··· MATERIAL PROVIDED ···

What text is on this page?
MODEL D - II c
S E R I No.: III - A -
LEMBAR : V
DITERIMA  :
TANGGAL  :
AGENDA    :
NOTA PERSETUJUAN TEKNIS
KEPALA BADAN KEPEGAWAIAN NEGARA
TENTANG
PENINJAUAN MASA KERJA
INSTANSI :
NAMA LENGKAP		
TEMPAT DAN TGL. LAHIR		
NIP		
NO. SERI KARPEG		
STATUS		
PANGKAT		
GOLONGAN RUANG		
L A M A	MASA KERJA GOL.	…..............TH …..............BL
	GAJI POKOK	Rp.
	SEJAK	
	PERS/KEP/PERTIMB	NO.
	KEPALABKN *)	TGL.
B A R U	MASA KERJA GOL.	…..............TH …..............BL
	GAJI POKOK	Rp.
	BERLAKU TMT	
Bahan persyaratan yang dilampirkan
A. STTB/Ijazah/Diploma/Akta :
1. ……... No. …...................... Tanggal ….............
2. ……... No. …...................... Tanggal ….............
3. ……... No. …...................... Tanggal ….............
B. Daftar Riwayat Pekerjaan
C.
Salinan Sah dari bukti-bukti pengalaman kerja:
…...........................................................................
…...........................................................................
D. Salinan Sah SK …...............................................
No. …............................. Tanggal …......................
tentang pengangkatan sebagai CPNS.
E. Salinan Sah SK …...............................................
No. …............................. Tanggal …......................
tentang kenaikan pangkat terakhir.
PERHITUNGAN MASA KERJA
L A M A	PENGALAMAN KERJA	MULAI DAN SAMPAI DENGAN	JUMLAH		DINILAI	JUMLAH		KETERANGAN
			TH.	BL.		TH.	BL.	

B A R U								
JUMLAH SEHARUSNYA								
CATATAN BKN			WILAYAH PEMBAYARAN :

···

Hand back the material above in full, exactly as written.

WRITTEN ANSWER:
What text is on this page?
MODEL D - II c
S E R I No.: III - A -
LEMBAR : V
DITERIMA  :
TANGGAL  :
AGENDA    :
NOTA PERSETUJUAN TEKNIS
KEPALA BADAN KEPEGAWAIAN NEGARA
TENTANG
PENINJAUAN MASA KERJA
INSTANSI :
NAMA LENGKAP		
TEMPAT DAN TGL. LAHIR		
NIP		
NO. SERI KARPEG		
STATUS		
PANGKAT		
GOLONGAN RUANG		
L A M A	MASA KERJA GOL.	…..............TH …..............BL
	GAJI POKOK	Rp.
	SEJAK	
	PERS/KEP/PERTIMB	NO.
	KEPALABKN *)	TGL.
B A R U	MASA KERJA GOL.	…..............TH …..............BL
	GAJI POKOK	Rp.
	BERLAKU TMT	
Bahan persyaratan yang dilampirkan
A. STTB/Ijazah/Diploma/Akta :
1. ……... No. …...................... Tanggal ….............
2. ……... No. …...................... Tanggal ….............
3. ……... No. …...................... Tanggal ….............
B. Daftar Riwayat Pekerjaan
C.
Salinan Sah dari bukti-bukti pengalaman kerja:
…...........................................................................
…...........................................................................
D. Salinan Sah SK …...............................................
No. …............................. Tanggal …......................
tentang pengangkatan sebagai CPNS.
E. Salinan Sah SK …...............................................
No. …............................. Tanggal …......................
tentang kenaikan pangkat terakhir.
PERHITUNGAN MASA KERJA
L A M A	PENGALAMAN KERJA	MULAI DAN SAMPAI DENGAN	JUMLAH		DINILAI	JUMLAH		KETERANGAN
			TH.	BL.		TH.	BL.	

B A R U								
JUMLAH SEHARUSNYA								
CATATAN BKN			WILAYAH PEMBAYARAN :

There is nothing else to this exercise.